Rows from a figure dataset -
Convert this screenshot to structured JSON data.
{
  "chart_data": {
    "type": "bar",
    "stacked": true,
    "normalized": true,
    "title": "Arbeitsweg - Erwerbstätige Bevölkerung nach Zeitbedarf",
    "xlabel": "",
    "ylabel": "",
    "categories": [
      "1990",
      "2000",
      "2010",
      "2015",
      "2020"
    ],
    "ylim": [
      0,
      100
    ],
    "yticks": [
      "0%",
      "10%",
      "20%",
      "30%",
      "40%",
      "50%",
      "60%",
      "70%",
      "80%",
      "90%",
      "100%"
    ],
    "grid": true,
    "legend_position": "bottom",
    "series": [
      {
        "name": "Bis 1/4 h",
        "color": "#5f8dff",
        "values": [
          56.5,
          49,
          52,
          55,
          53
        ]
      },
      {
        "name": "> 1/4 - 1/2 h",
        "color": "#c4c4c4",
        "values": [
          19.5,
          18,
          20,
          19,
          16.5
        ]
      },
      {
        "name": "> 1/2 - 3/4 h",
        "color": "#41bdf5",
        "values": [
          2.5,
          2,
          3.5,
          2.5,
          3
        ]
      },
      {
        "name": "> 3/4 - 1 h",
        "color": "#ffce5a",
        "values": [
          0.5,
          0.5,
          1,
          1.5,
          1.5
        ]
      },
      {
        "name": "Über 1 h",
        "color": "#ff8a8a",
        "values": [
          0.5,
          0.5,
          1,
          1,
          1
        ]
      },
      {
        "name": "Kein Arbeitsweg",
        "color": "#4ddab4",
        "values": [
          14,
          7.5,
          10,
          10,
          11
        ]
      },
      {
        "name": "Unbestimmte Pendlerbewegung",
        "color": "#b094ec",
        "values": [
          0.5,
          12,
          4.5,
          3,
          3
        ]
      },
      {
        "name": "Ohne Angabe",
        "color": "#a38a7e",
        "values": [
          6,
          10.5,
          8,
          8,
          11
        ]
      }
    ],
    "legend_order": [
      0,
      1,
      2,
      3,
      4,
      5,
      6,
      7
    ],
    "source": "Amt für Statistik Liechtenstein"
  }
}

Given task - Copy out the material word for word and line for line.

Correct response -
Convert this screenshot to structured JSON data.
{
  "chart_data": {
    "type": "bar",
    "stacked": true,
    "normalized": true,
    "title": "Arbeitsweg - Erwerbstätige Bevölkerung nach Zeitbedarf",
    "xlabel": "",
    "ylabel": "",
    "categories": [
      "1990",
      "2000",
      "2010",
      "2015",
      "2020"
    ],
    "ylim": [
      0,
      100
    ],
    "yticks": [
      "0%",
      "10%",
      "20%",
      "30%",
      "40%",
      "50%",
      "60%",
      "70%",
      "80%",
      "90%",
      "100%"
    ],
    "grid": true,
    "legend_position": "bottom",
    "series": [
      {
        "name": "Bis 1/4 h",
        "color": "#5f8dff",
        "values": [
          56.5,
          49,
          52,
          55,
          53
        ]
      },
      {
        "name": "> 1/4 - 1/2 h",
        "color": "#c4c4c4",
        "values": [
          19.5,
          18,
          20,
          19,
          16.5
        ]
      },
      {
        "name": "> 1/2 - 3/4 h",
        "color": "#41bdf5",
        "values": [
          2.5,
          2,
          3.5,
          2.5,
          3
        ]
      },
      {
        "name": "> 3/4 - 1 h",
        "color": "#ffce5a",
        "values": [
          0.5,
          0.5,
          1,
          1.5,
          1.5
        ]
      },
      {
        "name": "Über 1 h",
        "color": "#ff8a8a",
        "values": [
          0.5,
          0.5,
          1,
          1,
          1
        ]
      },
      {
        "name": "Kein Arbeitsweg",
        "color": "#4ddab4",
        "values": [
          14,
          7.5,
          10,
          10,
          11
        ]
      },
      {
        "name": "Unbestimmte Pendlerbewegung",
        "color": "#b094ec",
        "values": [
          0.5,
          12,
          4.5,
          3,
          3
        ]
      },
      {
        "name": "Ohne Angabe",
        "color": "#a38a7e",
        "values": [
          6,
          10.5,
          8,
          8,
          11
        ]
      }
    ],
    "legend_order": [
      0,
      1,
      2,
      3,
      4,
      5,
      6,
      7
    ],
    "source": "Amt für Statistik Liechtenstein"
  }
}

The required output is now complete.